**Written instruction A**. Retype the patent capture passage word for word, everything from "RXBS have implemented" down to "Document Company, Xerox.".
**Written instruction B**. In the listing, echo everything from the line containing "259, 1255, 273)" down to the line containing "input-pin-condition[interactable] (783, 280, 797, 294)", both lines included.

**Source passage**.

::::::::::

RXBS have implemented an in-house high-volume data capture operation enabling 100% accurate capture of patent documents as SGML-encoded text plus embedded images. We describe our experiences with setting up and running this operation over the last 5 years.

Rank Xerox Business Services

Xerox Business Services is the world-wide leader in document outsourcing, providing services to more than 4,000 client companies in 36 countries. XBS is the fastest growing business division of The Document Company, Xerox.
Having pioneered document outsourcing 40 years ago, XBS today offers an expanded portfolio of advanced, digital and network-based solutions, as well as strategic consulting services.
Through its world-wide network of Document Technology Centres XBS offers custom applications; strategic print-on-demand; Internet Document Services; high-volume, high accuracy document capture and conversion services; high-volume printing and duplication; short-run, customised digital offset colour printing and publishing; digital file enhancement; electronic storage, short-run books, CD-ROM creation and replication and high-volume disk duplication.

The Challenge

In July 1990 RXBS won a contract with the EPO to capture and publish European patents. (RXBS share the contract with the French company Jouve)
The contract involves the processing of the two main classes of patent documents, patent applications and granted patents, which are broadly similar in terms of the processing required.
The original patent applications as submitted by the applicant consist of an abstract, a description and a set of claims.
Granted patents are the original applications as amended by the examiner (in the form of hand-written amendments which must be accurately captured). It has a description plus a set of claims translated into English, German and French.
Although there are various rules laid down by the EPO governing the presentation of patent applications, the applicant is still free to use a very wide range of type faces, font sizes, paper quality, etc.
Patent documents may be submitted to the EPO in English, German or French. The actual language distribution is roughly 60% English, 30% German and 10% French. In terms of subject matter, patent applications can be split into three broad technical fields of similar size; chemistry/metallurgy, physics/electricity, and mechanical.

::::::::::

**Records for this exercise**.
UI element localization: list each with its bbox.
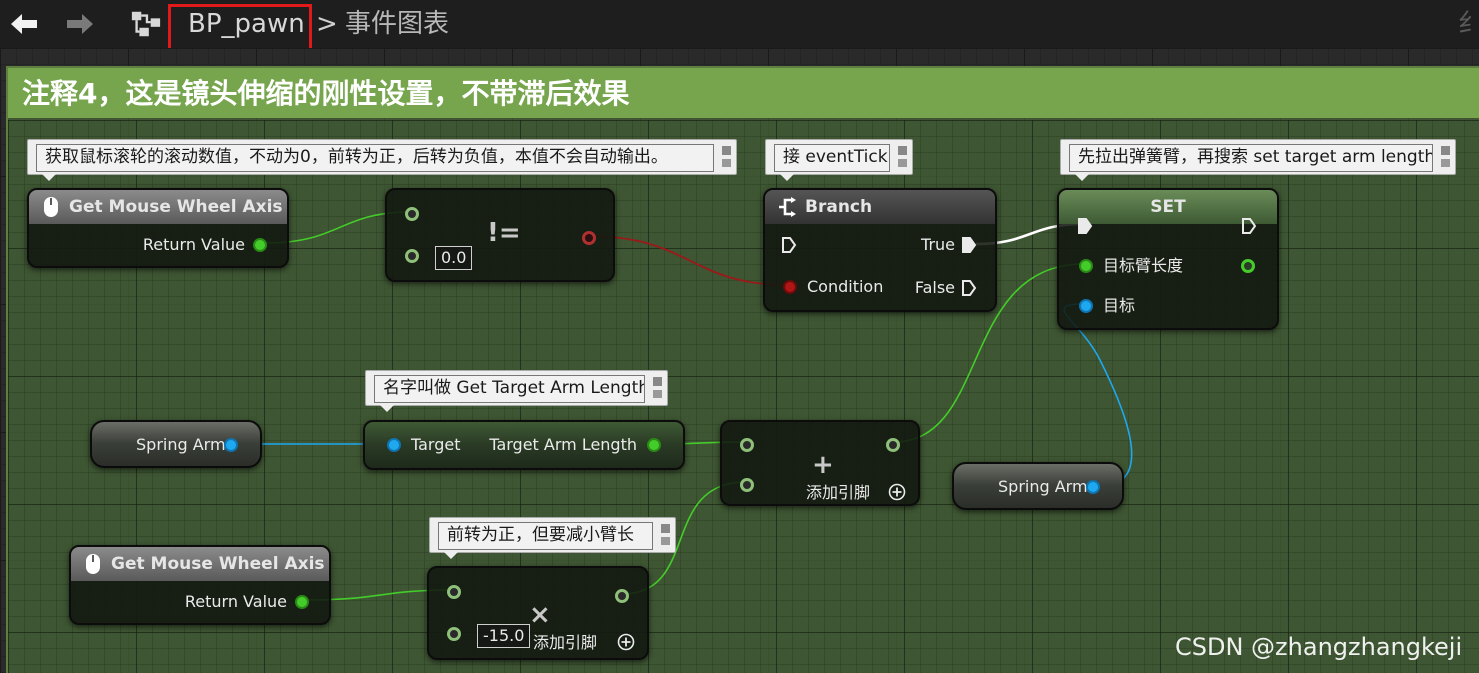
output-pin-target-arm-length[interactable] (1241, 259, 1255, 273)
comment-bubble-text[interactable]: 前转为正，但要减小臂长 (438, 522, 653, 550)
bubble-pin-icon[interactable] (896, 144, 909, 170)
input-pin-b[interactable] (405, 249, 419, 263)
input-pin-a[interactable] (740, 438, 754, 452)
exec-output-false[interactable] (961, 279, 977, 297)
comment-bubble-text[interactable]: 接 eventTick (774, 144, 890, 172)
input-pin-condition[interactable] (783, 280, 797, 294)
input-pin-b[interactable] (447, 627, 461, 641)
pin-label-target-arm-length: Target Arm Length (489, 435, 637, 454)
wire-notequal-to-condition (587, 235, 789, 286)
node-title: SET (1150, 197, 1186, 217)
blueprint-editor: BP_pawn > 事件图表 纟 注释4，这是镜头伸缩的刚性设置，不带滞后效果 … (0, 0, 1479, 673)
output-pin-return-value[interactable] (295, 595, 309, 609)
input-value-b[interactable]: 0.0 (435, 246, 473, 270)
node-get-mouse-wheel-axis[interactable]: Get Mouse Wheel Axis Return Value (27, 188, 289, 268)
pin-label-return-value: Return Value (184, 592, 287, 611)
node-not-equal[interactable]: 0.0 != (385, 188, 615, 282)
comment-bubble-target[interactable]: 名字叫做 Get Target Arm Length (365, 370, 668, 412)
bubble-pin-icon[interactable] (1439, 144, 1452, 170)
variable-label: Spring Arm (136, 435, 226, 454)
add-pin-label[interactable]: 添加引脚 (533, 632, 597, 654)
branch-icon (779, 197, 796, 217)
comment-bubble-wheel[interactable]: 获取鼠标滚轮的滚动数值，不动为0，前转为正，后转为负值，本值不会自动输出。 (27, 139, 737, 181)
add-pin-label[interactable]: 添加引脚 (806, 482, 870, 504)
bubble-pin-icon[interactable] (651, 375, 664, 401)
comment-bubble-text[interactable]: 名字叫做 Get Target Arm Length (374, 375, 645, 403)
pin-label-condition: Condition (807, 277, 884, 296)
comment-bubble-multiply[interactable]: 前转为正，但要减小臂长 (429, 517, 676, 559)
output-pin-return-value[interactable] (253, 238, 267, 252)
comment-bubble-text[interactable]: 获取鼠标滚轮的滚动数值，不动为0，前转为正，后转为负值，本值不会自动输出。 (36, 144, 714, 172)
pin-label-false: False (914, 278, 955, 297)
add-circle-icon[interactable] (617, 633, 635, 651)
output-pin-result[interactable] (615, 589, 629, 603)
operator-symbol: + (812, 450, 834, 480)
watermark: CSDN @zhangzhangkeji (1175, 633, 1463, 661)
node-title-bar[interactable]: Get Mouse Wheel Axis (71, 547, 329, 581)
output-pin-target-arm-length[interactable] (647, 438, 661, 452)
pin-label-return-value: Return Value (142, 235, 245, 254)
output-pin-result[interactable] (886, 438, 900, 452)
bubble-tail (1075, 174, 1089, 181)
output-pin-spring-arm[interactable] (1086, 480, 1100, 494)
pin-label-true: True (921, 235, 955, 254)
node-get-mouse-wheel-axis[interactable]: Get Mouse Wheel Axis Return Value (69, 545, 331, 625)
bubble-pin-icon[interactable] (659, 522, 672, 548)
input-pin-target[interactable] (1079, 299, 1093, 313)
node-title-bar[interactable]: Branch (765, 190, 995, 224)
bubble-tail (380, 405, 394, 412)
input-pin-target[interactable] (387, 438, 401, 452)
input-pin-a[interactable] (405, 207, 419, 221)
node-spring-arm-variable[interactable]: Spring Arm (952, 462, 1124, 510)
variable-label: Spring Arm (998, 477, 1088, 496)
input-pin-a[interactable] (447, 585, 461, 599)
node-add[interactable]: + 添加引脚 (720, 420, 920, 506)
node-branch[interactable]: Branch True Condition False (763, 188, 997, 312)
exec-input-pin[interactable] (1077, 217, 1093, 235)
bubble-tail (42, 174, 56, 181)
comment-bubble-tick[interactable]: 接 eventTick (765, 139, 913, 181)
mouse-icon (44, 197, 58, 217)
node-title: Get Mouse Wheel Axis (111, 554, 325, 574)
output-pin-result[interactable] (582, 231, 596, 245)
operator-symbol: != (487, 218, 521, 248)
add-circle-icon[interactable] (888, 483, 906, 501)
node-spring-arm-variable[interactable]: Spring Arm (90, 420, 262, 468)
node-title: Branch (805, 197, 873, 217)
exec-output-pin[interactable] (1241, 217, 1257, 235)
output-pin-spring-arm[interactable] (224, 438, 238, 452)
operator-symbol: × (529, 600, 551, 630)
node-multiply[interactable]: -15.0 × 添加引脚 (427, 566, 649, 660)
exec-output-true[interactable] (961, 236, 977, 254)
node-get-target-arm-length[interactable]: Target Target Arm Length (363, 420, 685, 470)
pin-label-target: Target (411, 435, 461, 454)
pin-label-target: 目标 (1103, 296, 1136, 315)
input-pin-target-arm-length[interactable] (1079, 259, 1093, 273)
node-title: Get Mouse Wheel Axis (69, 197, 283, 217)
node-title-bar[interactable]: Get Mouse Wheel Axis (29, 190, 287, 224)
input-pin-b[interactable] (740, 478, 754, 492)
comment-bubble-text[interactable]: 先拉出弹簧臂，再搜索 set target arm length (1069, 144, 1433, 172)
bubble-pin-icon[interactable] (720, 144, 733, 170)
node-set[interactable]: SET 目标臂长度 目标 (1057, 188, 1279, 330)
bubble-tail (444, 552, 458, 559)
pin-label-target-arm-length: 目标臂长度 (1103, 256, 1184, 275)
bubble-tail (780, 174, 794, 181)
mouse-icon (86, 554, 100, 574)
wire-springarm2-to-set-target (1063, 303, 1133, 487)
exec-input-pin[interactable] (781, 236, 797, 254)
comment-bubble-set[interactable]: 先拉出弹簧臂，再搜索 set target arm length (1060, 139, 1456, 181)
input-value-b[interactable]: -15.0 (477, 624, 531, 648)
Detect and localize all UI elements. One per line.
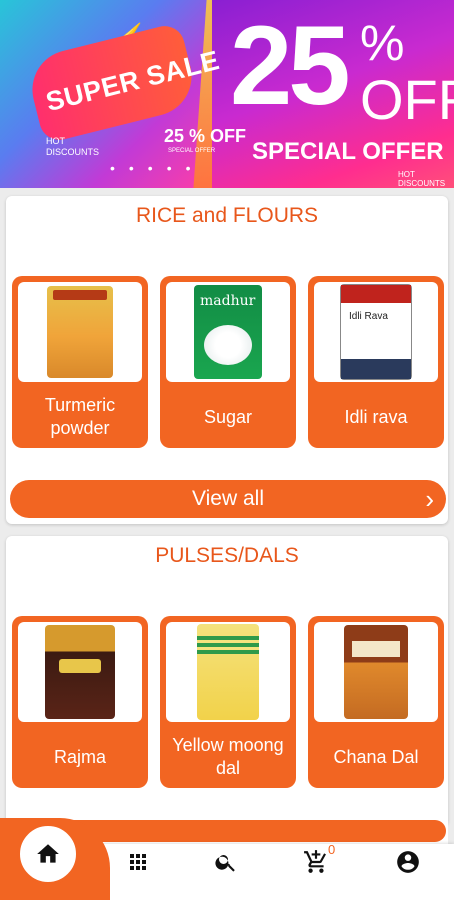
category-card-pulses-dals: PULSES/DALS Rajma Yellow moong dal Chana…	[6, 536, 448, 826]
add-cart-icon	[304, 850, 326, 873]
home-icon	[37, 844, 59, 863]
percent-sign: %	[360, 15, 405, 71]
product-tile[interactable]: Turmeric powder	[12, 276, 148, 448]
product-tile[interactable]: Yellow moong dal	[160, 616, 296, 788]
sugar-pack-image: madhur	[194, 285, 262, 379]
category-title: RICE and FLOURS	[135, 204, 319, 227]
product-image	[166, 622, 290, 722]
chevron-right-icon: ›	[425, 484, 434, 514]
moong-dal-pack-image	[197, 624, 259, 720]
hot-discounts-right-text: HOT DISCOUNTS	[398, 170, 446, 188]
category-title: PULSES/DALS	[155, 544, 299, 567]
pack-label: Idli Rava	[349, 311, 388, 322]
product-image	[18, 282, 142, 382]
product-image: madhur	[166, 282, 290, 382]
mini-off-text: 25 % OFF	[164, 126, 247, 146]
special-offer-text: SPECIAL OFFER	[252, 138, 444, 165]
idli-rava-pack-image: Idli Rava	[340, 284, 412, 380]
turmeric-pack-image	[47, 286, 113, 378]
view-all-button[interactable]: View all ›	[10, 480, 446, 518]
product-name: Chana Dal	[333, 746, 419, 767]
hot-discounts-text: HOT DISCOUNTS	[46, 136, 100, 157]
search-icon	[215, 855, 235, 872]
product-name: Rajma	[53, 746, 106, 767]
product-tile[interactable]: madhur Sugar	[160, 276, 296, 448]
product-tile[interactable]: Rajma	[12, 616, 148, 788]
rajma-pack-image	[45, 625, 115, 719]
account-icon	[397, 851, 419, 873]
product-tile[interactable]: Idli Rava Idli rava	[308, 276, 444, 448]
product-image	[18, 622, 142, 722]
product-image	[314, 622, 438, 722]
nav-search-button[interactable]	[206, 848, 246, 876]
banner-dots: •••••	[110, 160, 205, 176]
chana-dal-pack-image	[344, 625, 408, 719]
nav-account-button[interactable]	[388, 848, 428, 876]
category-card-rice-flours: RICE and FLOURS Turmeric powder madhur S…	[6, 196, 448, 524]
product-image: Idli Rava	[314, 282, 438, 382]
product-name: Yellow moong dal	[172, 735, 284, 778]
cart-count-badge: 0	[328, 842, 336, 857]
grid-icon	[130, 854, 146, 870]
off-text: OFF	[360, 68, 454, 131]
product-name: Sugar	[203, 406, 253, 427]
nav-home-button[interactable]	[17, 823, 79, 885]
view-all-label: View all	[192, 487, 264, 510]
product-name: Turmeric powder	[44, 395, 116, 438]
product-name: Idli rava	[344, 406, 408, 427]
pack-brand: madhur	[200, 293, 256, 309]
discount-number: 25	[230, 3, 351, 128]
mini-special-text: SPECIAL OFFER	[168, 148, 216, 154]
nav-categories-button[interactable]	[118, 848, 158, 876]
promo-banner[interactable]: ⚡ SUPER SALE HOT DISCOUNTS 25 % OFF SPEC…	[0, 0, 454, 188]
product-tile[interactable]: Chana Dal	[308, 616, 444, 788]
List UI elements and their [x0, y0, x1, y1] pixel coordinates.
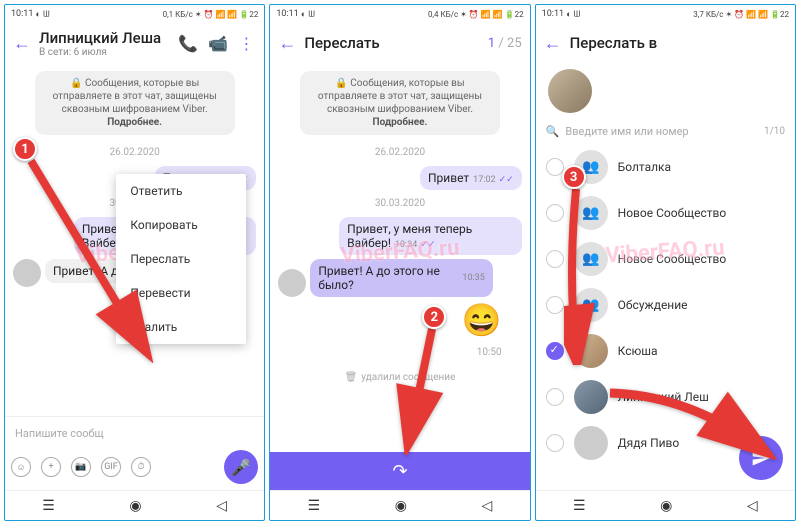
back-button[interactable]: ←	[13, 33, 31, 54]
group-icon: 👥	[574, 242, 608, 276]
plus-icon[interactable]: +	[41, 457, 61, 477]
back-button[interactable]: ←	[544, 33, 562, 54]
mic-button[interactable]: 🎤	[224, 450, 258, 484]
nav-back[interactable]: ◁	[482, 498, 493, 514]
contact-row[interactable]: 👥Новое Сообщество	[536, 190, 795, 236]
message-out[interactable]: Привет, у меня теперь Вайбер!10:34 ✓✓	[339, 217, 521, 255]
contact-row[interactable]: 👥Обсуждение	[536, 282, 795, 328]
message-input[interactable]: Напишите сообщ	[11, 423, 258, 444]
deleted-message: 🗑 удалили сообщение	[278, 366, 521, 389]
radio-checked	[546, 342, 564, 360]
screen-chat: 10:11 ◐ ᗯ 0,1 КБ/с✶ ⏰ 📶 📶 🔋22 ← Липницки…	[4, 4, 265, 521]
contact-row[interactable]: Ксюша	[536, 328, 795, 374]
annotation-badge-1: 1	[13, 137, 37, 161]
nav-home[interactable]: ◉	[395, 498, 407, 514]
group-icon: 👥	[574, 288, 608, 322]
contact-row[interactable]: 👥Новое Сообщество	[536, 236, 795, 282]
menu-forward[interactable]: Переслать	[116, 242, 246, 276]
status-bar: 10:11 ◐ ᗯ 3,7 КБ/с✶ ⏰ 📶 📶 🔋22	[536, 5, 795, 23]
chat-body[interactable]: 🔒 Сообщения, которые вы отправляете в эт…	[270, 63, 529, 452]
date-separator: 30.03.2020	[278, 198, 521, 209]
avatar	[574, 334, 608, 368]
back-button[interactable]: ←	[278, 33, 296, 54]
group-icon: 👥	[574, 196, 608, 230]
menu-copy[interactable]: Копировать	[116, 208, 246, 242]
screen-forward-to: 10:11 ◐ ᗯ 3,7 КБ/с✶ ⏰ 📶 📶 🔋22 ← Переслат…	[535, 4, 796, 521]
screen-title: Переслать в	[570, 34, 787, 52]
date-separator: 26.02.2020	[278, 147, 521, 158]
nav-recent[interactable]: ☰	[573, 498, 586, 514]
status-bar: 10:11 ◐ ᗯ 0,4 КБ/с✶ ⏰ 📶 📶 🔋22	[270, 5, 529, 23]
call-icon[interactable]: 📞	[178, 34, 196, 52]
encryption-notice[interactable]: 🔒 Сообщения, которые вы отправляете в эт…	[300, 71, 500, 135]
send-button[interactable]	[739, 436, 783, 480]
menu-delete[interactable]: Удалить	[116, 310, 246, 344]
nav-home[interactable]: ◉	[660, 498, 672, 514]
contact-row[interactable]: Липницкий Леш	[536, 374, 795, 420]
selected-avatar[interactable]	[548, 69, 592, 113]
avatar[interactable]	[13, 259, 41, 287]
more-icon[interactable]: ⋮	[238, 34, 256, 52]
menu-translate[interactable]: Перевести	[116, 276, 246, 310]
emoji-icon[interactable]: ☺	[11, 457, 31, 477]
avatar	[574, 426, 608, 460]
camera-icon[interactable]: 📷	[71, 457, 91, 477]
status-bar: 10:11 ◐ ᗯ 0,1 КБ/с✶ ⏰ 📶 📶 🔋22	[5, 5, 264, 23]
video-icon[interactable]: 📹	[208, 34, 226, 52]
message-out[interactable]: Привет17:02 ✓✓	[420, 166, 522, 190]
last-seen: В сети: 6 июля	[39, 47, 170, 58]
nav-recent[interactable]: ☰	[308, 498, 321, 514]
sticker[interactable]: 😄	[462, 301, 502, 339]
chat-header: ← Липницкий Леша В сети: 6 июля 📞 📹 ⋮	[5, 23, 264, 63]
input-bar: Напишите сообщ	[5, 416, 264, 450]
forward-to-header: ← Переслать в	[536, 23, 795, 63]
screen-title: Переслать	[304, 34, 480, 52]
nav-bar: ☰ ◉ ◁	[536, 490, 795, 520]
annotation-badge-3: 3	[562, 165, 586, 189]
encryption-notice[interactable]: 🔒 Сообщения, которые вы отправляете в эт…	[35, 71, 235, 135]
nav-recent[interactable]: ☰	[42, 498, 55, 514]
contact-name[interactable]: Липницкий Леша	[39, 29, 170, 47]
search-bar: 🔍 Введите имя или номер 1/10	[536, 119, 795, 144]
forward-header: ← Переслать 1 / 25	[270, 23, 529, 63]
screen-forward-select: 10:11 ◐ ᗯ 0,4 КБ/с✶ ⏰ 📶 📶 🔋22 ← Переслат…	[269, 4, 530, 521]
message-selected[interactable]: Привет! А до этого не было?10:35	[310, 259, 492, 297]
date-separator: 26.02.2020	[13, 147, 256, 158]
chat-body[interactable]: 🔒 Сообщения, которые вы отправляете в эт…	[5, 63, 264, 416]
nav-bar: ☰ ◉ ◁	[5, 490, 264, 520]
search-icon: 🔍	[546, 125, 560, 138]
avatar[interactable]	[278, 269, 306, 297]
search-input[interactable]: Введите имя или номер	[565, 125, 688, 138]
selection-count: 1/10	[764, 126, 785, 137]
gif-icon[interactable]: GIF	[101, 457, 121, 477]
forward-button[interactable]: ↷	[270, 452, 529, 490]
clock-icon[interactable]: ⏱	[131, 457, 151, 477]
avatar	[574, 380, 608, 414]
context-menu: Ответить Копировать Переслать Перевести …	[116, 174, 246, 344]
nav-back[interactable]: ◁	[747, 498, 758, 514]
nav-bar: ☰ ◉ ◁	[270, 490, 529, 520]
nav-home[interactable]: ◉	[129, 498, 141, 514]
nav-back[interactable]: ◁	[216, 498, 227, 514]
menu-reply[interactable]: Ответить	[116, 174, 246, 208]
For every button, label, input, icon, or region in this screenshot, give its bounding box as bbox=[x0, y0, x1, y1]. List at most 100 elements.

::::::::::

**Correct output A**.
RXBS have implemented an in-house high-volume data capture operation enabling 100% accurate capture of patent documents as SGML-encoded text plus embedded images. We describe our experiences with setting up and running this operation over the last 5 years.

Rank Xerox Business Services

Xerox Business Services is the world-wide leader in document outsourcing, providing services to more than 4,000 client companies in 36 countries. XBS is the fastest growing business division of The Document Company, Xerox.

**Correct output B**.
output-pin-target-arm-length[interactable] (1241, 259, 1255, 273)
comment-bubble-text[interactable]: 前转为正，但要减小臂长 (438, 522, 653, 550)
bubble-pin-icon[interactable] (896, 144, 909, 170)
input-pin-b[interactable] (405, 249, 419, 263)
input-pin-a[interactable] (740, 438, 754, 452)
exec-output-false[interactable] (961, 279, 977, 297)
comment-bubble-text[interactable]: 接 eventTick (774, 144, 890, 172)
input-pin-condition[interactable] (783, 280, 797, 294)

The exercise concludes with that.